### Exercise task
Reproduce each of the records below word for word, keeping every line in its original order.

= = =

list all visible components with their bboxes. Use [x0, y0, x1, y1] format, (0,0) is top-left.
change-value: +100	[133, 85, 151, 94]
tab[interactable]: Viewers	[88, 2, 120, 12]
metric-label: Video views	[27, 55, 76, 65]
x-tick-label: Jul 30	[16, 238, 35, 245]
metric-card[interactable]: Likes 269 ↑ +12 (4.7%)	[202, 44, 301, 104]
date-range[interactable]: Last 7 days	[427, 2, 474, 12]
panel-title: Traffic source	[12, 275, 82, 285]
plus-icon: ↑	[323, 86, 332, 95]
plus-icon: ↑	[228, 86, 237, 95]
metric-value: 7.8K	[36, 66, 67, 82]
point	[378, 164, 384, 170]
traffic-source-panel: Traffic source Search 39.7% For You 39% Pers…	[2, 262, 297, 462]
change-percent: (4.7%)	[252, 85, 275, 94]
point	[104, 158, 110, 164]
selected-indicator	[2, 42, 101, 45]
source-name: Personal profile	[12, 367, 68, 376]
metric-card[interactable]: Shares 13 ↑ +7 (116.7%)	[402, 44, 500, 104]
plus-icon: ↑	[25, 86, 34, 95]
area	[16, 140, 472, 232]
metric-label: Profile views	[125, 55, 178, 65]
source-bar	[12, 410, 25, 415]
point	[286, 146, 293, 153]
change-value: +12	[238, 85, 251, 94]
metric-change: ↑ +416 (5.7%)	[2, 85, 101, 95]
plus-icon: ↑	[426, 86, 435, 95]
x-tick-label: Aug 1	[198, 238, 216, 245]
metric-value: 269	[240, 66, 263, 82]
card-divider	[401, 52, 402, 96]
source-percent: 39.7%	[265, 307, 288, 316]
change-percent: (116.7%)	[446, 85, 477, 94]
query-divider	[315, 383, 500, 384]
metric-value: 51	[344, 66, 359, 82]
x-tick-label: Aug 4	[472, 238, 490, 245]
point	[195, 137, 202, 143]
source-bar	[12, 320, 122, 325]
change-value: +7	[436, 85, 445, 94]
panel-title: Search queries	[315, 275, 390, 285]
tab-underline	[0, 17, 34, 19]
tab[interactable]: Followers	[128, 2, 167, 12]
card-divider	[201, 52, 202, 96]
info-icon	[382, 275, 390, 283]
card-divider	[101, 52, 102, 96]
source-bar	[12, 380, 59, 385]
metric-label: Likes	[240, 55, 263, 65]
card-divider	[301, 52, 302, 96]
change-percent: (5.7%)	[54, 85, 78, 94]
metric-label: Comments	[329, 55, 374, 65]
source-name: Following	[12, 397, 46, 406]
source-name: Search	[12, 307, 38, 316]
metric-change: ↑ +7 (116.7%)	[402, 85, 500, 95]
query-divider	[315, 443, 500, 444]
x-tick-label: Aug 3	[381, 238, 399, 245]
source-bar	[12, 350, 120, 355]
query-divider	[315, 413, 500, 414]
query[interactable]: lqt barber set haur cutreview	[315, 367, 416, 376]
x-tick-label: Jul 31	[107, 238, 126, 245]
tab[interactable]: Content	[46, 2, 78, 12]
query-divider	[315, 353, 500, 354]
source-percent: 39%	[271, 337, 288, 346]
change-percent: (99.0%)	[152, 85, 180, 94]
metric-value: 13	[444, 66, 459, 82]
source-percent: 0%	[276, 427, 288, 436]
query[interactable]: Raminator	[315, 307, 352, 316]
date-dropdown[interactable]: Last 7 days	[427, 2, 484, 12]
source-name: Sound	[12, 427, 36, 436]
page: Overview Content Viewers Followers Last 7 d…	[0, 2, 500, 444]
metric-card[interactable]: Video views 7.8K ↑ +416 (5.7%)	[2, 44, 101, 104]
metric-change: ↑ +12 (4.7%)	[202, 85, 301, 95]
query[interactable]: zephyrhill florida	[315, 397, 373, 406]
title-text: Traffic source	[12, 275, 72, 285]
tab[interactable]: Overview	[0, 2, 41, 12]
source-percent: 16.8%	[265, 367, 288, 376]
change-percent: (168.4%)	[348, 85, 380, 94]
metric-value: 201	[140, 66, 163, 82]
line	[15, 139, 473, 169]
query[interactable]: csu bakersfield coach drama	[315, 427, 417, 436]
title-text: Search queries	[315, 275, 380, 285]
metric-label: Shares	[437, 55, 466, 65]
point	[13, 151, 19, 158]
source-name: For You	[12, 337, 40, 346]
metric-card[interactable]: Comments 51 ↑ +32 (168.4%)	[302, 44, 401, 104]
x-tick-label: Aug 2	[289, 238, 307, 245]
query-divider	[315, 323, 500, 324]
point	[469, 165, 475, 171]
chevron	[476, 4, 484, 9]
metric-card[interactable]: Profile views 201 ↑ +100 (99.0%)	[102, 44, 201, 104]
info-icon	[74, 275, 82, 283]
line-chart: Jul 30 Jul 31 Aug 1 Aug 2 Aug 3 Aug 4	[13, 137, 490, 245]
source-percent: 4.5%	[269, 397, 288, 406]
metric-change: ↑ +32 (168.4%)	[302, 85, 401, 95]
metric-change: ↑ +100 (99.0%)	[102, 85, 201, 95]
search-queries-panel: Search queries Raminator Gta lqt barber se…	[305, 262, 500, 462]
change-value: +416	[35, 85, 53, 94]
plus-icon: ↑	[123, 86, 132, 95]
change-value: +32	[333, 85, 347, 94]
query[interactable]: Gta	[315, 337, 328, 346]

= = =

### Exercise answer
list all visible components with their bboxes. Use [x0, y0, x1, y1] format, (0,0) is top-left.
change-value: +100	[133, 85, 151, 94]
tab[interactable]: Viewers	[88, 2, 120, 12]
metric-label: Video views	[27, 55, 76, 65]
x-tick-label: Jul 30	[16, 238, 35, 245]
metric-card[interactable]: Likes 269 ↑ +12 (4.7%)	[202, 44, 301, 104]
date-range[interactable]: Last 7 days	[427, 2, 474, 12]
panel-title: Traffic source	[12, 275, 82, 285]
plus-icon: ↑	[323, 86, 332, 95]
plus-icon: ↑	[228, 86, 237, 95]
metric-value: 7.8K	[36, 66, 67, 82]
point	[378, 164, 384, 170]
traffic-source-panel: Traffic source Search 39.7% For You 39% Pers…	[2, 262, 297, 462]
change-percent: (4.7%)	[252, 85, 275, 94]
point	[104, 158, 110, 164]
selected-indicator	[2, 42, 101, 45]
source-name: Personal profile	[12, 367, 68, 376]
metric-card[interactable]: Shares 13 ↑ +7 (116.7%)	[402, 44, 500, 104]
plus-icon: ↑	[25, 86, 34, 95]
area	[16, 140, 472, 232]
metric-label: Profile views	[125, 55, 178, 65]
source-bar	[12, 410, 25, 415]
point	[286, 146, 293, 153]
change-value: +12	[238, 85, 251, 94]
metric-change: ↑ +416 (5.7%)	[2, 85, 101, 95]
plus-icon: ↑	[426, 86, 435, 95]
x-tick-label: Aug 1	[198, 238, 216, 245]
metric-value: 269	[240, 66, 263, 82]
card-divider	[401, 52, 402, 96]
source-percent: 39.7%	[265, 307, 288, 316]
change-percent: (116.7%)	[446, 85, 477, 94]
query-divider	[315, 383, 500, 384]
metric-value: 51	[344, 66, 359, 82]
x-tick-label: Aug 4	[472, 238, 490, 245]
point	[195, 137, 202, 143]
source-bar	[12, 320, 122, 325]
change-value: +7	[436, 85, 445, 94]
panel-title: Search queries	[315, 275, 390, 285]
tab-underline	[0, 17, 34, 19]
tab[interactable]: Followers	[128, 2, 167, 12]
card-divider	[201, 52, 202, 96]
info-icon	[382, 275, 390, 283]
card-divider	[101, 52, 102, 96]
source-bar	[12, 380, 59, 385]
metric-label: Likes	[240, 55, 263, 65]
card-divider	[301, 52, 302, 96]
change-percent: (5.7%)	[54, 85, 78, 94]
metric-label: Comments	[329, 55, 374, 65]
source-name: Following	[12, 397, 46, 406]
source-name: Search	[12, 307, 38, 316]
metric-change: ↑ +7 (116.7%)	[402, 85, 500, 95]
query-divider	[315, 443, 500, 444]
x-tick-label: Aug 3	[381, 238, 399, 245]
source-bar	[12, 350, 120, 355]
query-divider	[315, 413, 500, 414]
query[interactable]: lqt barber set haur cutreview	[315, 367, 416, 376]
x-tick-label: Jul 31	[107, 238, 126, 245]
tab[interactable]: Content	[46, 2, 78, 12]
query-divider	[315, 353, 500, 354]
source-percent: 39%	[271, 337, 288, 346]
change-percent: (99.0%)	[152, 85, 180, 94]
metric-value: 13	[444, 66, 459, 82]
source-percent: 0%	[276, 427, 288, 436]
query[interactable]: Raminator	[315, 307, 352, 316]
date-dropdown[interactable]: Last 7 days	[427, 2, 484, 12]
source-name: Sound	[12, 427, 36, 436]
page: Overview Content Viewers Followers Last 7 d…	[0, 2, 500, 444]
metric-card[interactable]: Video views 7.8K ↑ +416 (5.7%)	[2, 44, 101, 104]
metric-change: ↑ +12 (4.7%)	[202, 85, 301, 95]
query[interactable]: zephyrhill florida	[315, 397, 373, 406]
title-text: Traffic source	[12, 275, 72, 285]
tab[interactable]: Overview	[0, 2, 41, 12]
source-percent: 16.8%	[265, 367, 288, 376]
change-percent: (168.4%)	[348, 85, 380, 94]
metric-value: 201	[140, 66, 163, 82]
line	[15, 139, 473, 169]
query[interactable]: csu bakersfield coach drama	[315, 427, 417, 436]
title-text: Search queries	[315, 275, 380, 285]
metric-label: Shares	[437, 55, 466, 65]
point	[13, 151, 19, 158]
source-name: For You	[12, 337, 40, 346]
metric-card[interactable]: Comments 51 ↑ +32 (168.4%)	[302, 44, 401, 104]
x-tick-label: Aug 2	[289, 238, 307, 245]
query-divider	[315, 323, 500, 324]
point	[469, 165, 475, 171]
chevron	[476, 4, 484, 9]
metric-card[interactable]: Profile views 201 ↑ +100 (99.0%)	[102, 44, 201, 104]
info-icon	[74, 275, 82, 283]
line-chart: Jul 30 Jul 31 Aug 1 Aug 2 Aug 3 Aug 4	[13, 137, 490, 245]
source-percent: 4.5%	[269, 397, 288, 406]
metric-change: ↑ +32 (168.4%)	[302, 85, 401, 95]
metric-change: ↑ +100 (99.0%)	[102, 85, 201, 95]
search-queries-panel: Search queries Raminator Gta lqt barber se…	[305, 262, 500, 462]
change-value: +416	[35, 85, 53, 94]
plus-icon: ↑	[123, 86, 132, 95]
change-value: +32	[333, 85, 347, 94]
query[interactable]: Gta	[315, 337, 328, 346]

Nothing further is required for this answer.